Exercise directions :: Scan the records below for the word "Time" and give only the number of lines that hold it.

Data in this exercise ::

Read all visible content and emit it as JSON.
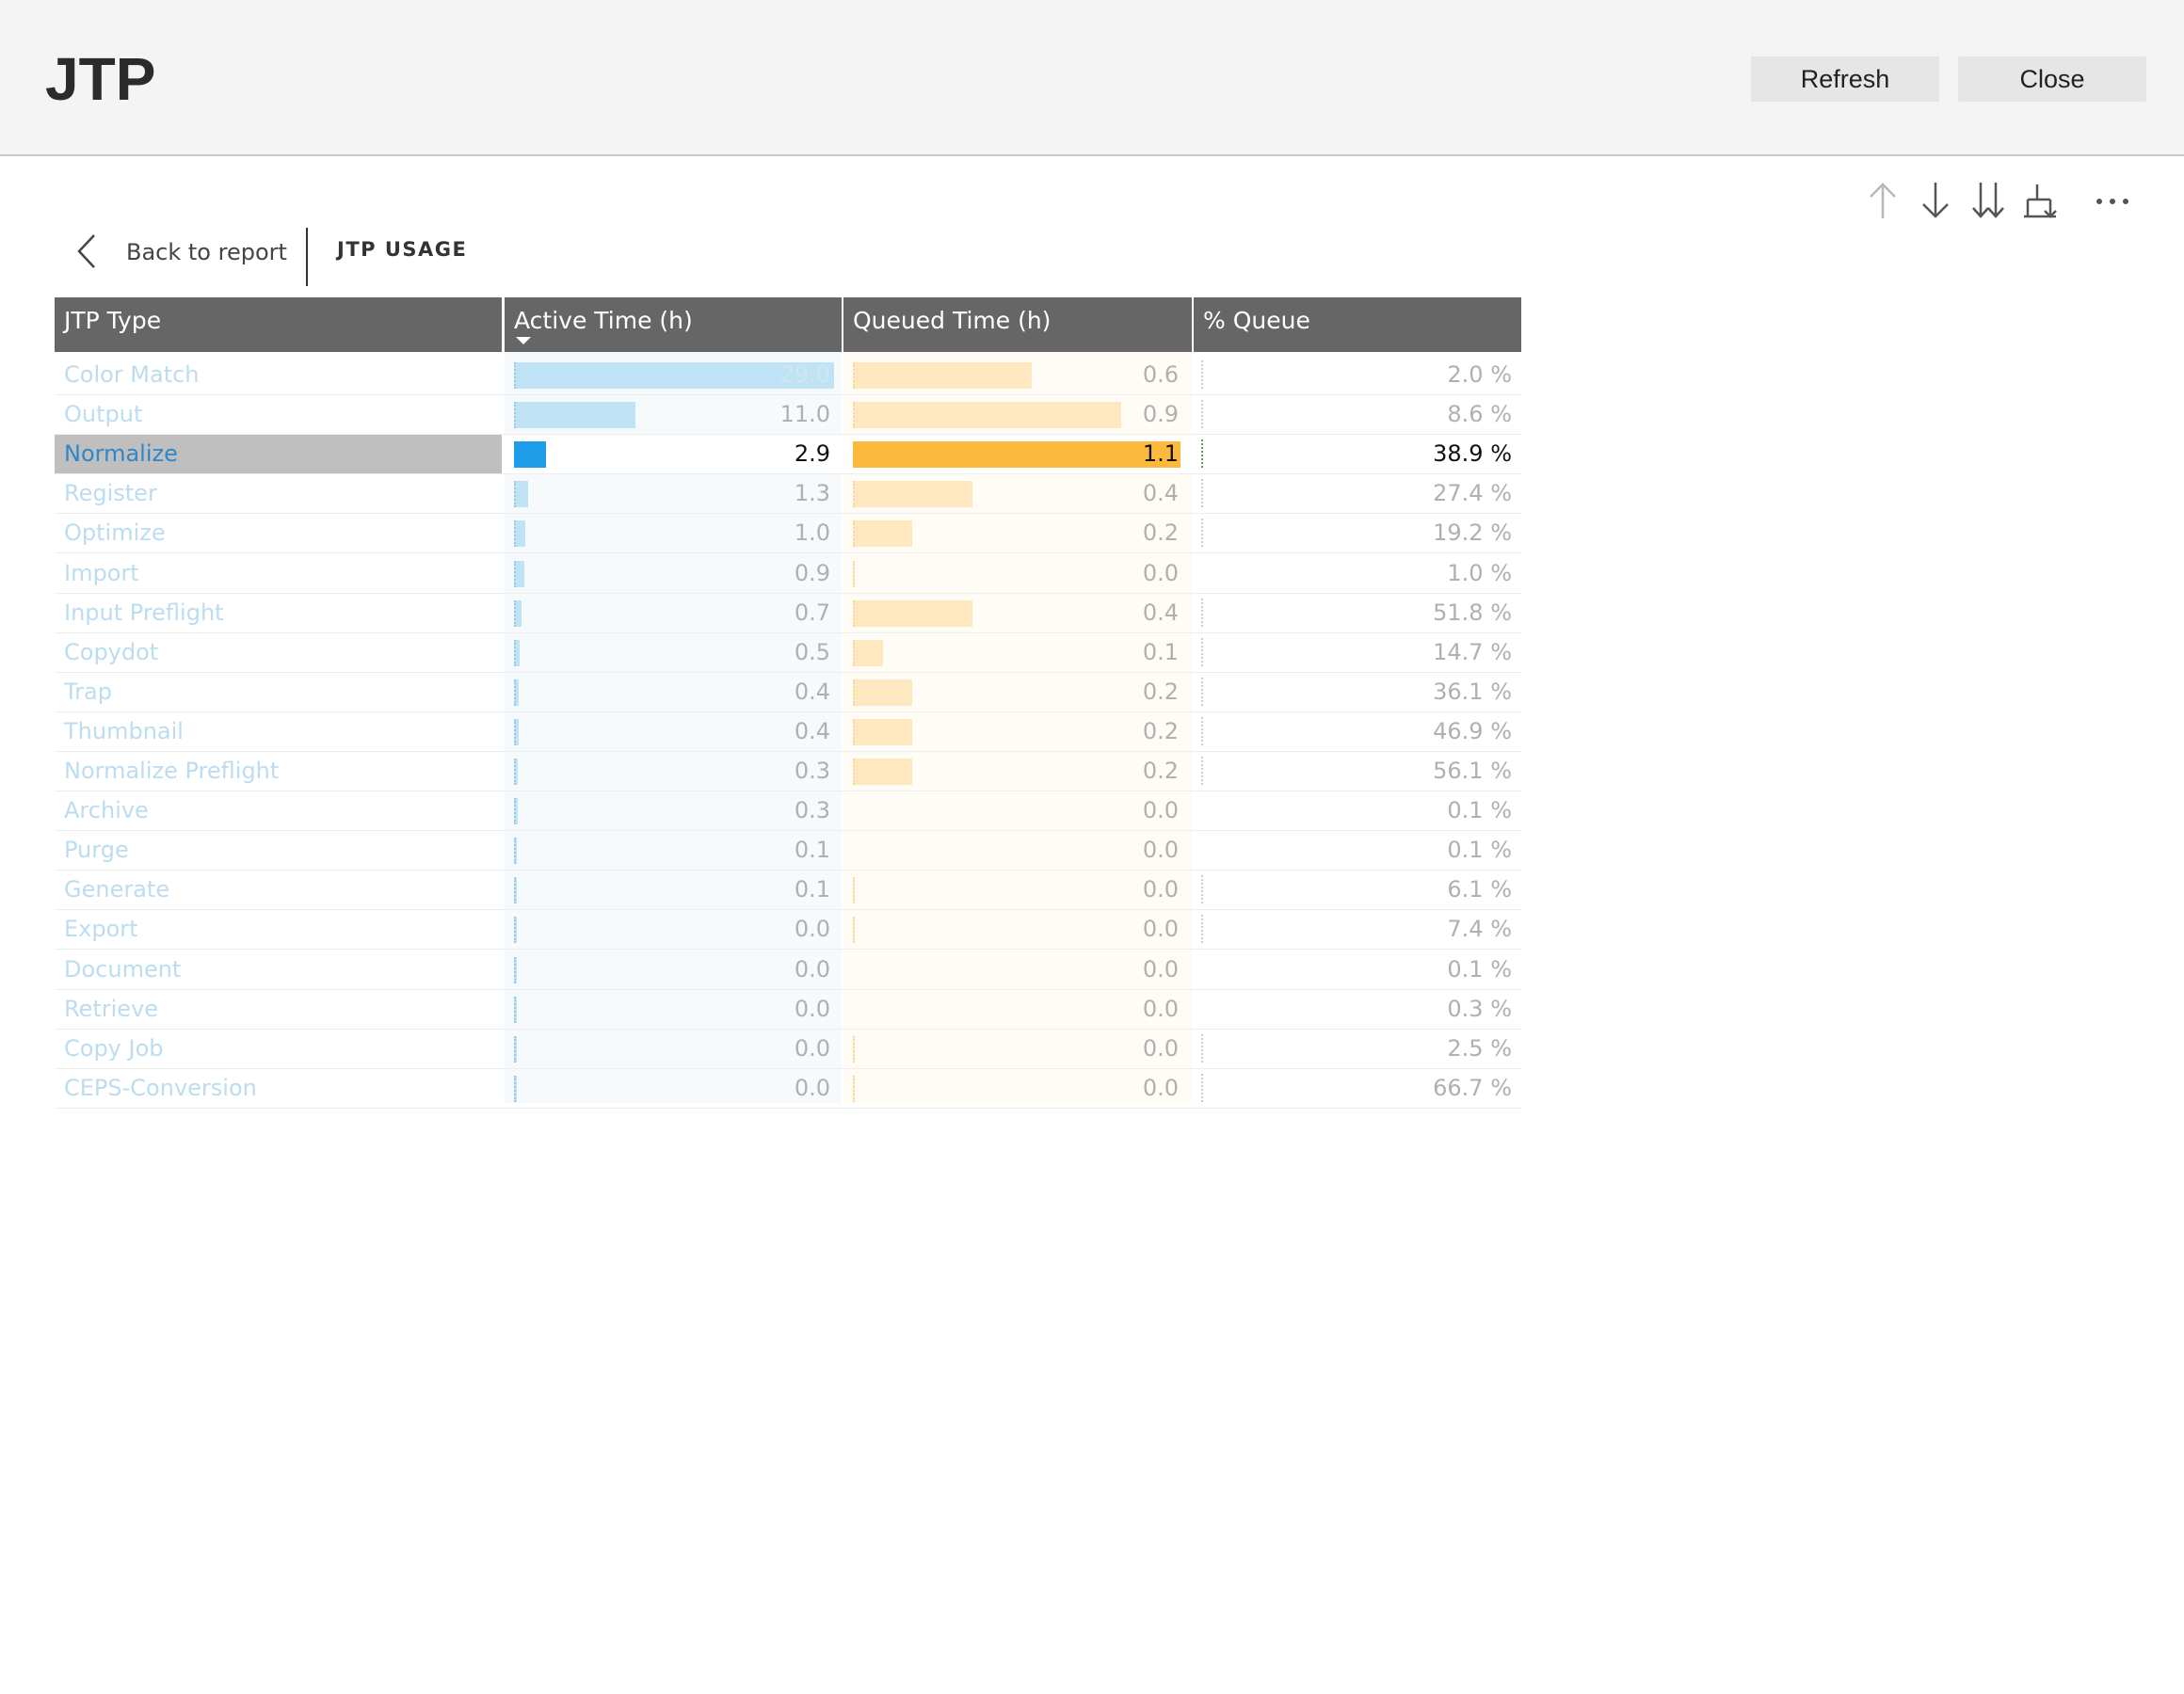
{
  "header": {
    "title": "JTP",
    "refresh_label": "Refresh",
    "close_label": "Close"
  },
  "toolbar": {
    "icons": [
      "arrow-up-icon",
      "arrow-down-icon",
      "double-arrow-down-icon",
      "expand-hierarchy-icon",
      "more-options-icon"
    ]
  },
  "nav": {
    "back_label": "Back to report",
    "report_title": "JTP USAGE"
  },
  "colors": {
    "active_bar": "#bfe2f5",
    "active_bar_selected": "#1e9ee8",
    "queued_bar": "#ffe8bf",
    "queued_bar_selected": "#fdb93b",
    "header_bg": "#666666",
    "selected_row_bg": "#bfbfbf"
  },
  "table": {
    "columns": [
      "JTP Type",
      "Active Time (h)",
      "Queued Time (h)",
      "% Queue"
    ],
    "sorted_column": "Active Time (h)",
    "sort_direction": "descending",
    "selected_row": "Normalize",
    "rows": [
      {
        "type": "Color Match",
        "active": "29.0",
        "queued": "0.6",
        "pct": "2.0 %"
      },
      {
        "type": "Output",
        "active": "11.0",
        "queued": "0.9",
        "pct": "8.6 %"
      },
      {
        "type": "Normalize",
        "active": "2.9",
        "queued": "1.1",
        "pct": "38.9 %"
      },
      {
        "type": "Register",
        "active": "1.3",
        "queued": "0.4",
        "pct": "27.4 %"
      },
      {
        "type": "Optimize",
        "active": "1.0",
        "queued": "0.2",
        "pct": "19.2 %"
      },
      {
        "type": "Import",
        "active": "0.9",
        "queued": "0.0",
        "pct": "1.0 %"
      },
      {
        "type": "Input Preflight",
        "active": "0.7",
        "queued": "0.4",
        "pct": "51.8 %"
      },
      {
        "type": "Copydot",
        "active": "0.5",
        "queued": "0.1",
        "pct": "14.7 %"
      },
      {
        "type": "Trap",
        "active": "0.4",
        "queued": "0.2",
        "pct": "36.1 %"
      },
      {
        "type": "Thumbnail",
        "active": "0.4",
        "queued": "0.2",
        "pct": "46.9 %"
      },
      {
        "type": "Normalize Preflight",
        "active": "0.3",
        "queued": "0.2",
        "pct": "56.1 %"
      },
      {
        "type": "Archive",
        "active": "0.3",
        "queued": "0.0",
        "pct": "0.1 %"
      },
      {
        "type": "Purge",
        "active": "0.1",
        "queued": "0.0",
        "pct": "0.1 %"
      },
      {
        "type": "Generate",
        "active": "0.1",
        "queued": "0.0",
        "pct": "6.1 %"
      },
      {
        "type": "Export",
        "active": "0.0",
        "queued": "0.0",
        "pct": "7.4 %"
      },
      {
        "type": "Document",
        "active": "0.0",
        "queued": "0.0",
        "pct": "0.1 %"
      },
      {
        "type": "Retrieve",
        "active": "0.0",
        "queued": "0.0",
        "pct": "0.3 %"
      },
      {
        "type": "Copy Job",
        "active": "0.0",
        "queued": "0.0",
        "pct": "2.5 %"
      },
      {
        "type": "CEPS-Conversion",
        "active": "0.0",
        "queued": "0.0",
        "pct": "66.7 %"
      }
    ]
  }
}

Exercise response :: 3